The problem.
Identify the lines that contain the word "title" and copy each one.
-=-=-
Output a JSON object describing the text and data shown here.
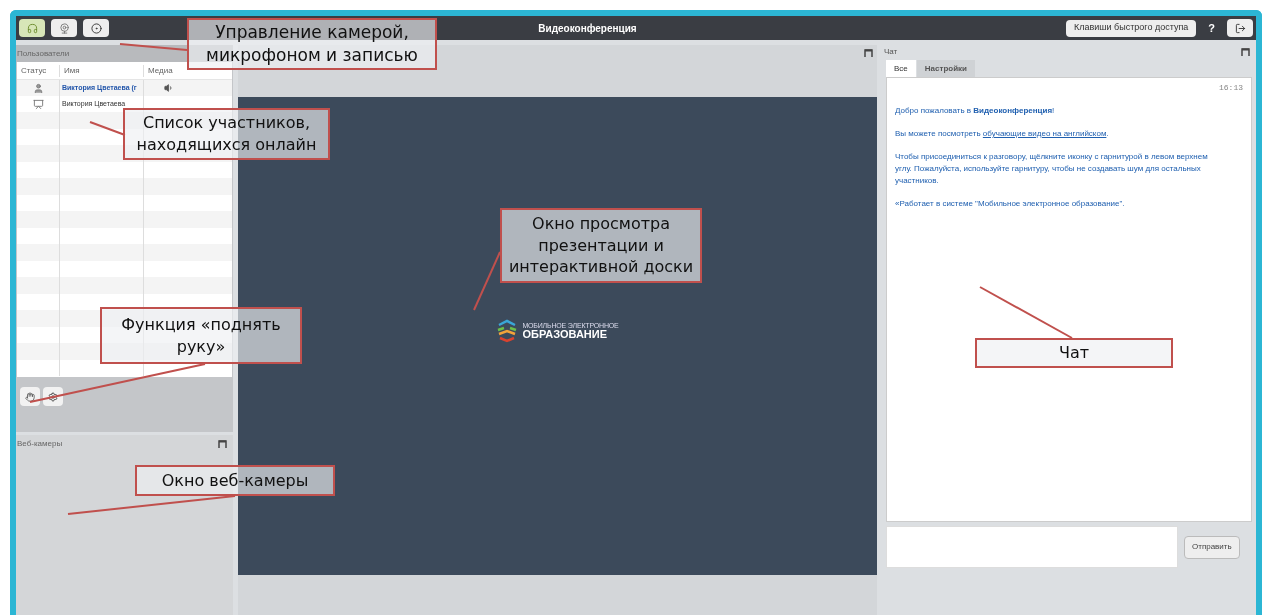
{
  "toolbar": {
    "title": "Видеоконференция",
    "shortcuts_button": "Клавиши быстрого доступа",
    "help_button": "?"
  },
  "users_panel": {
    "title": "Пользователи",
    "columns": [
      "Статус",
      "Имя",
      "Медиа"
    ],
    "rows": [
      {
        "kind": "self",
        "name": "Виктория Цветаева (г"
      },
      {
        "kind": "presenter",
        "name": "Виктория Цветаева"
      }
    ]
  },
  "webcams_panel": {
    "title": "Веб-камеры"
  },
  "logo": {
    "top": "МОБИЛЬНОЕ ЭЛЕКТРОННОЕ",
    "bottom": "ОБРАЗОВАНИЕ"
  },
  "chat": {
    "title": "Чат",
    "tabs": [
      {
        "label": "Все",
        "selected": true
      },
      {
        "label": "Настройки",
        "selected": false
      }
    ],
    "time": "16:13",
    "messages": [
      {
        "kind": "text",
        "text": "Добро пожаловать в **Видеоконференция**!"
      },
      {
        "kind": "link",
        "before": "Вы можете посмотреть",
        "link": "обучающие видео на английском",
        "after": "."
      },
      {
        "kind": "text",
        "text": "Чтобы присоединиться к разговору, щёлкните иконку с гарнитурой в левом верхнем углу. Пожалуйста, используйте гарнитуру, чтобы не создавать шум для остальных участников."
      },
      {
        "kind": "text",
        "text": "«Работает в системе \"Мобильное электронное образование\"."
      }
    ],
    "send_button": "Отправить"
  },
  "callouts": [
    {
      "text": "Управление камерой, микрофоном и записью"
    },
    {
      "text": "Список участников, находящихся онлайн"
    },
    {
      "text": "Окно просмотра презентации и интерактивной доски"
    },
    {
      "text": "Функция «поднять руку»"
    },
    {
      "text": "Окно веб-камеры"
    },
    {
      "text": "Чат"
    }
  ]
}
-=-=-
Correct result.
    "title": "Видеоконференция",
    "title": "Пользователи",
    "title": "Веб-камеры"
    "title": "Чат",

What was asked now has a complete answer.